Prompt - From the records below, extract all the text exactly and leave the images behind.

[Entries from a visual dataset]

----------------

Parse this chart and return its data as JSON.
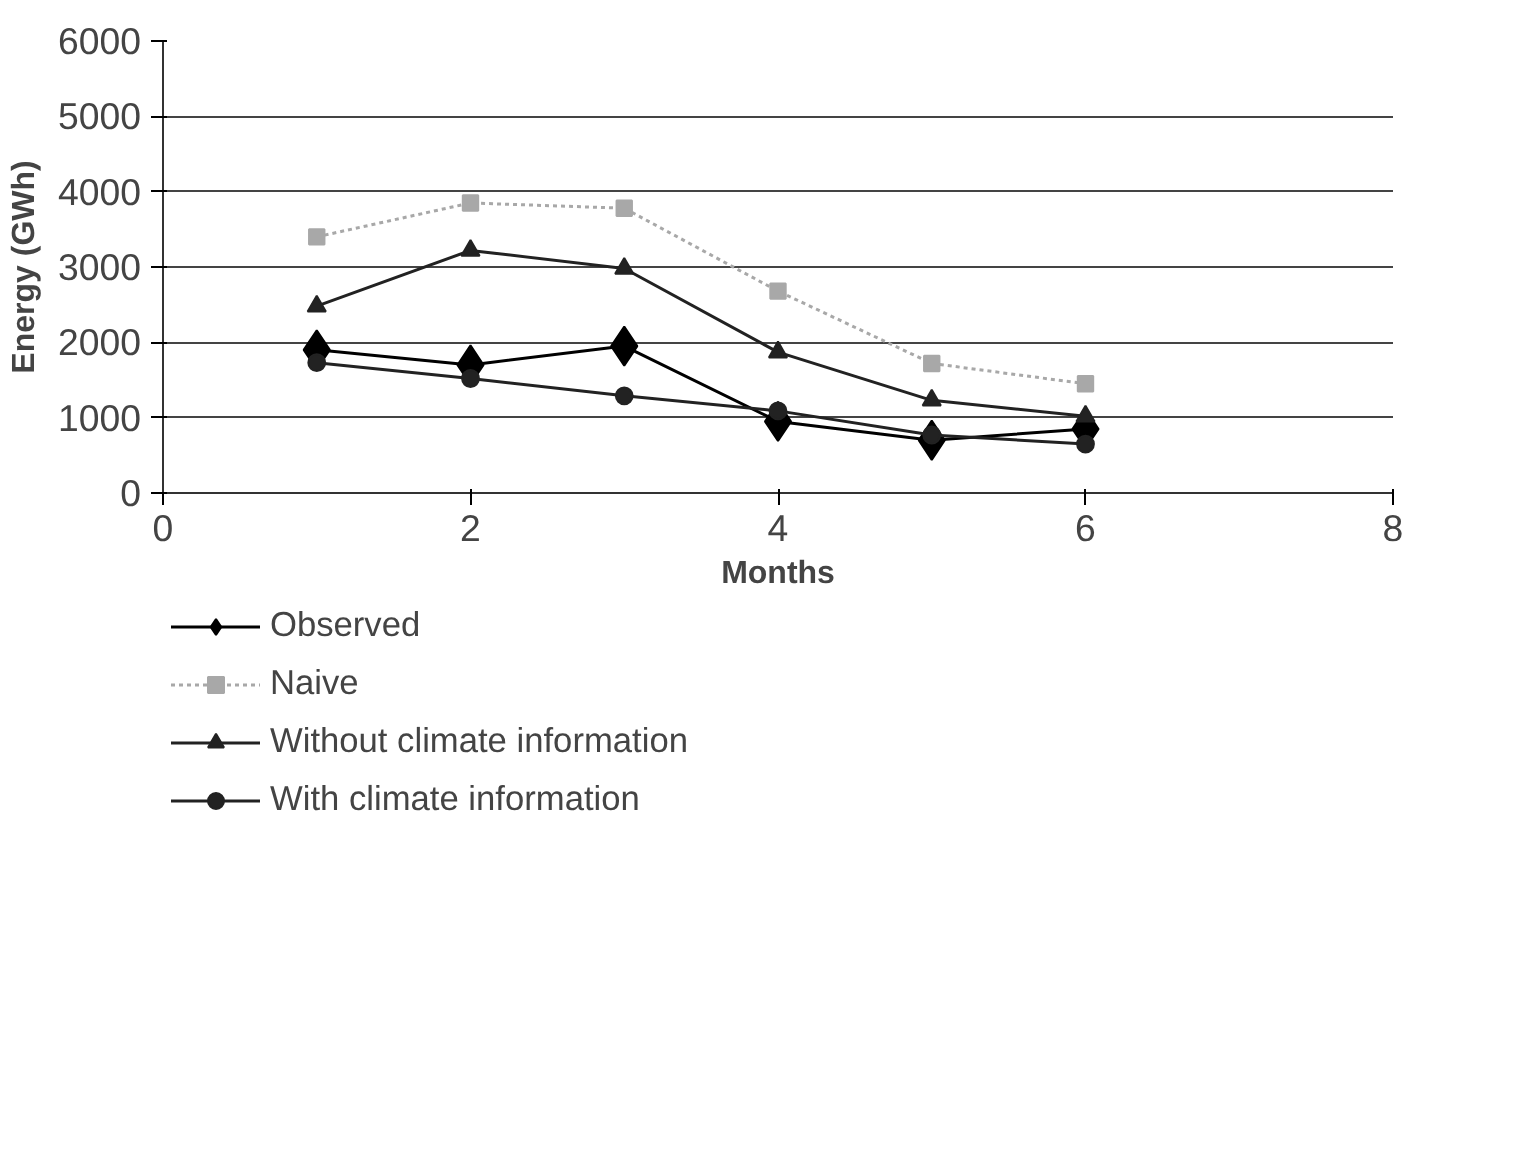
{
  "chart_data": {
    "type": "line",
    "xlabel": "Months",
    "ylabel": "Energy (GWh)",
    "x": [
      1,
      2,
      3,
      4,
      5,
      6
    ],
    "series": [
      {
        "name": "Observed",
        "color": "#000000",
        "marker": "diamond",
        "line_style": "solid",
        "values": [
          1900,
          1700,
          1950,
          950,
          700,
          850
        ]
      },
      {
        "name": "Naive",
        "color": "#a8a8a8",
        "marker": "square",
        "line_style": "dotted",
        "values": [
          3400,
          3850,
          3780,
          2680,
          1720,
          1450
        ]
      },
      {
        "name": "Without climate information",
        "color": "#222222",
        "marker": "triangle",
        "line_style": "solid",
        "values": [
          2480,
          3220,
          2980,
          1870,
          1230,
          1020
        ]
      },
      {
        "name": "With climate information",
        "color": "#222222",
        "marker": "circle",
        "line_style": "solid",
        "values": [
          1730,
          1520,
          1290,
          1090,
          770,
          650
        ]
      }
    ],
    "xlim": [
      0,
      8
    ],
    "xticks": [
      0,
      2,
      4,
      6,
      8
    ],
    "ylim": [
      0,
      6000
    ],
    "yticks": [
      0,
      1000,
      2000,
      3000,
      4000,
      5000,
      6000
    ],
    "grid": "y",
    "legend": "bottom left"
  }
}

----------------

Final result -
Parse this chart and return its data as JSON.
{
  "chart_data": {
    "type": "line",
    "xlabel": "Months",
    "ylabel": "Energy (GWh)",
    "x": [
      1,
      2,
      3,
      4,
      5,
      6
    ],
    "series": [
      {
        "name": "Observed",
        "color": "#000000",
        "marker": "diamond",
        "line_style": "solid",
        "values": [
          1900,
          1700,
          1950,
          950,
          700,
          850
        ]
      },
      {
        "name": "Naive",
        "color": "#a8a8a8",
        "marker": "square",
        "line_style": "dotted",
        "values": [
          3400,
          3850,
          3780,
          2680,
          1720,
          1450
        ]
      },
      {
        "name": "Without climate information",
        "color": "#222222",
        "marker": "triangle",
        "line_style": "solid",
        "values": [
          2480,
          3220,
          2980,
          1870,
          1230,
          1020
        ]
      },
      {
        "name": "With climate information",
        "color": "#222222",
        "marker": "circle",
        "line_style": "solid",
        "values": [
          1730,
          1520,
          1290,
          1090,
          770,
          650
        ]
      }
    ],
    "xlim": [
      0,
      8
    ],
    "xticks": [
      0,
      2,
      4,
      6,
      8
    ],
    "ylim": [
      0,
      6000
    ],
    "yticks": [
      0,
      1000,
      2000,
      3000,
      4000,
      5000,
      6000
    ],
    "grid": "y",
    "legend": "bottom left"
  }
}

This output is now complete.